**STATED GOAL**: Check each line of the data below for the word "Amoy", then extract the ones that have it.

►

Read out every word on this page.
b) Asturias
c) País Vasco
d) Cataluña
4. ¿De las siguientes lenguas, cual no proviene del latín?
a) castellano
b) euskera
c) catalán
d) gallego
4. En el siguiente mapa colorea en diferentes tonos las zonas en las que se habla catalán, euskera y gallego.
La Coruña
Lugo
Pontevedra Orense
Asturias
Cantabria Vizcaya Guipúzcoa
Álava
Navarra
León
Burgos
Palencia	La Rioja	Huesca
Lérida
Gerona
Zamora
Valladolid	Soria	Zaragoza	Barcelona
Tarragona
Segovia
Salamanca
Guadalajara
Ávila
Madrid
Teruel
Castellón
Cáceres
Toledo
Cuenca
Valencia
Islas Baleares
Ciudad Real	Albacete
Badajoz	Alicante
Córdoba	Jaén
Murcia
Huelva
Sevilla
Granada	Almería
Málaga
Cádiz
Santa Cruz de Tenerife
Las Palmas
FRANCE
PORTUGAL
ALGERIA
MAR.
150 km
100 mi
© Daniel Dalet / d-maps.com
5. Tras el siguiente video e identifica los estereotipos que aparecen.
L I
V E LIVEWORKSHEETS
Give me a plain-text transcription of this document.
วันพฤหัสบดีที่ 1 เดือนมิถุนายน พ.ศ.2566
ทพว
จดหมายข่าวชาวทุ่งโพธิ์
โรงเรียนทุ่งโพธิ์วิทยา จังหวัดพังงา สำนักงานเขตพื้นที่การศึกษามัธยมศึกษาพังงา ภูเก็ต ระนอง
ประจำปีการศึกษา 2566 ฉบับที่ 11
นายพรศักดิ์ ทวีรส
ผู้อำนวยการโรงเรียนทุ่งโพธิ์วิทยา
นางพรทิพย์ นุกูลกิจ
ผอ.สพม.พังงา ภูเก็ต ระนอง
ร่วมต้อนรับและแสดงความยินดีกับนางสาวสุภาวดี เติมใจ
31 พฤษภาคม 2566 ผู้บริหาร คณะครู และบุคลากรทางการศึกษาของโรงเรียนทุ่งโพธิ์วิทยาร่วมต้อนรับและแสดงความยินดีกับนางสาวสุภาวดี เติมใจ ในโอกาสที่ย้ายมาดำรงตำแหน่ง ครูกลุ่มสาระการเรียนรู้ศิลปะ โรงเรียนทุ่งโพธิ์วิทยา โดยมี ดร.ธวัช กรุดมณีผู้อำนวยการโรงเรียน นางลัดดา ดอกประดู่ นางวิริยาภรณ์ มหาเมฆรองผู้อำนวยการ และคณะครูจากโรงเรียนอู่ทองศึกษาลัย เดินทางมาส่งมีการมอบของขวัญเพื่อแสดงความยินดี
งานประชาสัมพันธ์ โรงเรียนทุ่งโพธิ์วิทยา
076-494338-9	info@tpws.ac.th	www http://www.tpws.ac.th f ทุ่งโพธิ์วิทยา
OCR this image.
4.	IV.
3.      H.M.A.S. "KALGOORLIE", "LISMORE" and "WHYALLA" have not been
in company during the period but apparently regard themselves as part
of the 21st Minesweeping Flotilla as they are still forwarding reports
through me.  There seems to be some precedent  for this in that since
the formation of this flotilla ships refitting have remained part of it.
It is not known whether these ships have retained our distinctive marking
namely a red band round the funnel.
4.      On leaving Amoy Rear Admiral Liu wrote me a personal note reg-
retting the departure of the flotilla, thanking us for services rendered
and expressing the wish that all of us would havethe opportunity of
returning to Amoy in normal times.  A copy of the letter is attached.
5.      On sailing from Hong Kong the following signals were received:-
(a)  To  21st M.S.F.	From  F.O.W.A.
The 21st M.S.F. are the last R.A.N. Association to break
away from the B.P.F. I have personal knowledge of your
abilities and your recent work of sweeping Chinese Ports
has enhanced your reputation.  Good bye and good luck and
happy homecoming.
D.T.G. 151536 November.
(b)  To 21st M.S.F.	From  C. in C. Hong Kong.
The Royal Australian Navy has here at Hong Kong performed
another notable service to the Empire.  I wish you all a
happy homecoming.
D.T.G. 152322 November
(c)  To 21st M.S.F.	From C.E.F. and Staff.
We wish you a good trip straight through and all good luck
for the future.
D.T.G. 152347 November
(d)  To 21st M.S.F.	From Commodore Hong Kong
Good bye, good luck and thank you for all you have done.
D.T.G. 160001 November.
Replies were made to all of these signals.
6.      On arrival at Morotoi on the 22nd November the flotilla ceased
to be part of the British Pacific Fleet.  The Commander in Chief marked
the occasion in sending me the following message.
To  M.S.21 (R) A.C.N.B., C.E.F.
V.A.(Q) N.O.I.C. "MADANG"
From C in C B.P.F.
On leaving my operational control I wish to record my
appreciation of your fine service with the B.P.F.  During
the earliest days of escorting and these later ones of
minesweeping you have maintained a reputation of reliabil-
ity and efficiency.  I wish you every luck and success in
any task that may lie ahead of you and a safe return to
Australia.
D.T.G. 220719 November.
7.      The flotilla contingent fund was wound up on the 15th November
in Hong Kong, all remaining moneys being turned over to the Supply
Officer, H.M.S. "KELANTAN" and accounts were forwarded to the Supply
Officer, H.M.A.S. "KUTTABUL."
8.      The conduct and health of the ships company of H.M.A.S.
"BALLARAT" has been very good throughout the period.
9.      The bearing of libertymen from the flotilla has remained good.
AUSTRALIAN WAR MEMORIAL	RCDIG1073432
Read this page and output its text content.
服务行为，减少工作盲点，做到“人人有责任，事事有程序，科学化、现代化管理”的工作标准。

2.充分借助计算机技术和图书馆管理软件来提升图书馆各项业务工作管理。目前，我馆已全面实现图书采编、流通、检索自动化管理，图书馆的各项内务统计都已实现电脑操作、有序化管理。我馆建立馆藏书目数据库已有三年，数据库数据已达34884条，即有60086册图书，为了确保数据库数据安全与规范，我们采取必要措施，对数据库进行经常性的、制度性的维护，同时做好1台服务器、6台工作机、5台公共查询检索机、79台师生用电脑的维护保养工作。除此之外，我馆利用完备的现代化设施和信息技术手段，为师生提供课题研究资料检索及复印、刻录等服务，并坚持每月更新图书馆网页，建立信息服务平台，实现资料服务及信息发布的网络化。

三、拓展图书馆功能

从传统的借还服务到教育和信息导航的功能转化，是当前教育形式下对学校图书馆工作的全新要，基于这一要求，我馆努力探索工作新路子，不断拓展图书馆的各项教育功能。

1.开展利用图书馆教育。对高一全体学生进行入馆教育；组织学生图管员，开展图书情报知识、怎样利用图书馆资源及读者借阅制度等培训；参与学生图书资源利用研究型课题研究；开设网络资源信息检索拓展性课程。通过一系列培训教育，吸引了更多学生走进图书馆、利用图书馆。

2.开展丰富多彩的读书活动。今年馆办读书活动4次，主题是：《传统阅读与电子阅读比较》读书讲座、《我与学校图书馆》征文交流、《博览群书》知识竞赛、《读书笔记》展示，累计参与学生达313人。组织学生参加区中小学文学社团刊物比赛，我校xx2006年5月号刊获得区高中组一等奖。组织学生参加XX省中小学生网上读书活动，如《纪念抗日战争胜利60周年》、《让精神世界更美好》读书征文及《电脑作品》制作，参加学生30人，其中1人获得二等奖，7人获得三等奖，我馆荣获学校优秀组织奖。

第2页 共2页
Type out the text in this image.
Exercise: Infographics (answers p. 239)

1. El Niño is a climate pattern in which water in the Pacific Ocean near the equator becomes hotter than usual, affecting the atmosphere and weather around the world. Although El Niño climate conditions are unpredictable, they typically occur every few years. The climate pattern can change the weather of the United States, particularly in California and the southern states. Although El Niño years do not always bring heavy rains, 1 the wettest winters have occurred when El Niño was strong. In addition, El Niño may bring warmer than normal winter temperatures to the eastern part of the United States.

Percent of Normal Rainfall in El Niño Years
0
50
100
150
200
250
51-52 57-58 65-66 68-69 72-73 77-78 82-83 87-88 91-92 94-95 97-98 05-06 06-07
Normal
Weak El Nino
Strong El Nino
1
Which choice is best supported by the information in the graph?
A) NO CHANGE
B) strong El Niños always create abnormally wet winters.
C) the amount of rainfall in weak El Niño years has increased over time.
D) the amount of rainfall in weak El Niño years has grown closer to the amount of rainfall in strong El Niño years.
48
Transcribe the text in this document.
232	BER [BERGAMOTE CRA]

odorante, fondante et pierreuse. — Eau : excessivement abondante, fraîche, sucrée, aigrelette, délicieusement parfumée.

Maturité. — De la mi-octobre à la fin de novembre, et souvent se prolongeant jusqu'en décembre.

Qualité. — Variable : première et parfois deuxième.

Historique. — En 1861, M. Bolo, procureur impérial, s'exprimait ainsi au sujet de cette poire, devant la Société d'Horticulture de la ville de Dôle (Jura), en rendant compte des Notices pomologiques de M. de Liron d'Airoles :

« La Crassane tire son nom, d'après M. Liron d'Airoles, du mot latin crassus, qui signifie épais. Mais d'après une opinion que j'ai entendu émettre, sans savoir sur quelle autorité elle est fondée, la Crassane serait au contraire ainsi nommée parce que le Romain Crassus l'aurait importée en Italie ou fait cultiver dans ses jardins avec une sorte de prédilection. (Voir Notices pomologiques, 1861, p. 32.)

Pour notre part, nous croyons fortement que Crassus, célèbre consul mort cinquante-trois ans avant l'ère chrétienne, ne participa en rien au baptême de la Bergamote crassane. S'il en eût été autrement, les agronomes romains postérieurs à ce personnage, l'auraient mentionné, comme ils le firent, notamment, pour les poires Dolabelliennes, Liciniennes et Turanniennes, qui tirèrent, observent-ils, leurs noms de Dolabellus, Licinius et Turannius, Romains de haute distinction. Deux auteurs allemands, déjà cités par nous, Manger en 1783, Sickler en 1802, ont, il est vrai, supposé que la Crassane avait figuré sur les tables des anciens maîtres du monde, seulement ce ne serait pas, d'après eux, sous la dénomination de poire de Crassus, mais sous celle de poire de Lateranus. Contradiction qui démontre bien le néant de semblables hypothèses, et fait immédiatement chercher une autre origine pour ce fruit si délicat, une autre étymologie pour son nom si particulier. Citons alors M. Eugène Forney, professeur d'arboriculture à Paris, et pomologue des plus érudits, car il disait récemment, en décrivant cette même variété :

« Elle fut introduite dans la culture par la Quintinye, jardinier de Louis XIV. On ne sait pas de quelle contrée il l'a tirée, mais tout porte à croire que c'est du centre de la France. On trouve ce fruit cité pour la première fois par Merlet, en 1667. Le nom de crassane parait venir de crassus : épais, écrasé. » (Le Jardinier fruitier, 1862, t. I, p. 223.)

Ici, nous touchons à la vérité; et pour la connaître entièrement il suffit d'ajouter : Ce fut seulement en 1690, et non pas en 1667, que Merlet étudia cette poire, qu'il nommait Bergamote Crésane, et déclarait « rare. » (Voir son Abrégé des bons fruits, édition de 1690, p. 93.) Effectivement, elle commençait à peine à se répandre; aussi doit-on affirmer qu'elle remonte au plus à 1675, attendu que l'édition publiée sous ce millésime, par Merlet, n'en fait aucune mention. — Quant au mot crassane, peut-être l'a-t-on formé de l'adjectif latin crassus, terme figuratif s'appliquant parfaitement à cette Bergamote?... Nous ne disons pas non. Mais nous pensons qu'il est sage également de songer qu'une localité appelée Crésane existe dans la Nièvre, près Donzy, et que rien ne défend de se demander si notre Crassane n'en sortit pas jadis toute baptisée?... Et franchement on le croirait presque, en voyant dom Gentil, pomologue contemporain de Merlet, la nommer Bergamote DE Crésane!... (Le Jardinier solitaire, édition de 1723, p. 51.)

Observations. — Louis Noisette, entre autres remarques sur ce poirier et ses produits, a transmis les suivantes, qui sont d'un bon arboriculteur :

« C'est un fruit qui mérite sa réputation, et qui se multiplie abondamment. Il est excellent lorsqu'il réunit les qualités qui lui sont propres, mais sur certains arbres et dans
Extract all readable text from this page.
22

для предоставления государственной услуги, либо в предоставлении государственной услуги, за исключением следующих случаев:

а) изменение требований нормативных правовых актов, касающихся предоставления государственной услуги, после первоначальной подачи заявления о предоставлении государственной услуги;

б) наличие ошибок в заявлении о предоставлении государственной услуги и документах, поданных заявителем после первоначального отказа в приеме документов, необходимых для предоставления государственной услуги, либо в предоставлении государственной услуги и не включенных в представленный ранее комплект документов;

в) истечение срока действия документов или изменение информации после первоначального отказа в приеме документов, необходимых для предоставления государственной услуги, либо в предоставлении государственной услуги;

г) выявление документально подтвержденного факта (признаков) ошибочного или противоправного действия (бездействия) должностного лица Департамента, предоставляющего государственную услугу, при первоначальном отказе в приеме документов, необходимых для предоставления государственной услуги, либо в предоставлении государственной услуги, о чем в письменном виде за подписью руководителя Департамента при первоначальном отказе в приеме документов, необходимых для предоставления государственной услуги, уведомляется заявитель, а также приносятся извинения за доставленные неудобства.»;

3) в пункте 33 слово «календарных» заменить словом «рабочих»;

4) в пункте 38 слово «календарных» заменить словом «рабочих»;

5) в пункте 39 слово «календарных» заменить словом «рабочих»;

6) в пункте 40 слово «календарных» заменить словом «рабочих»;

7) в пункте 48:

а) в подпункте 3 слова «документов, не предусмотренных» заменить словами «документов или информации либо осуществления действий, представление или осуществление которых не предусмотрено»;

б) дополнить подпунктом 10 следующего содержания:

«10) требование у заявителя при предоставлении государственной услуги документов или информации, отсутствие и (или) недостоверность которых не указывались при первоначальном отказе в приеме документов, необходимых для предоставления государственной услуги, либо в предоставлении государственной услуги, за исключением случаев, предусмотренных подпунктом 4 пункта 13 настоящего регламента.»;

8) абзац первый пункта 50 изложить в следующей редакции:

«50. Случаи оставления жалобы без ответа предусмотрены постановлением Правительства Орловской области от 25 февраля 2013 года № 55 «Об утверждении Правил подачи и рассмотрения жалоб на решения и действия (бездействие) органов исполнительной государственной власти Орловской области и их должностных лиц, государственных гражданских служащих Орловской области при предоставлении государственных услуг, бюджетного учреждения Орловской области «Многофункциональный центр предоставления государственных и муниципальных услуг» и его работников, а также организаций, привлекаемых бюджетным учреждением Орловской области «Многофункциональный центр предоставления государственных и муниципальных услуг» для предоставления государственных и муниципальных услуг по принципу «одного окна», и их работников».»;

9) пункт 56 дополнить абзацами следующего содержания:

◄

**PROBLEM SOLUTION**:
4.      On leaving Amoy Rear Admiral Liu wrote me a personal note reg-
returning to Amoy in normal times.  A copy of the letter is attached.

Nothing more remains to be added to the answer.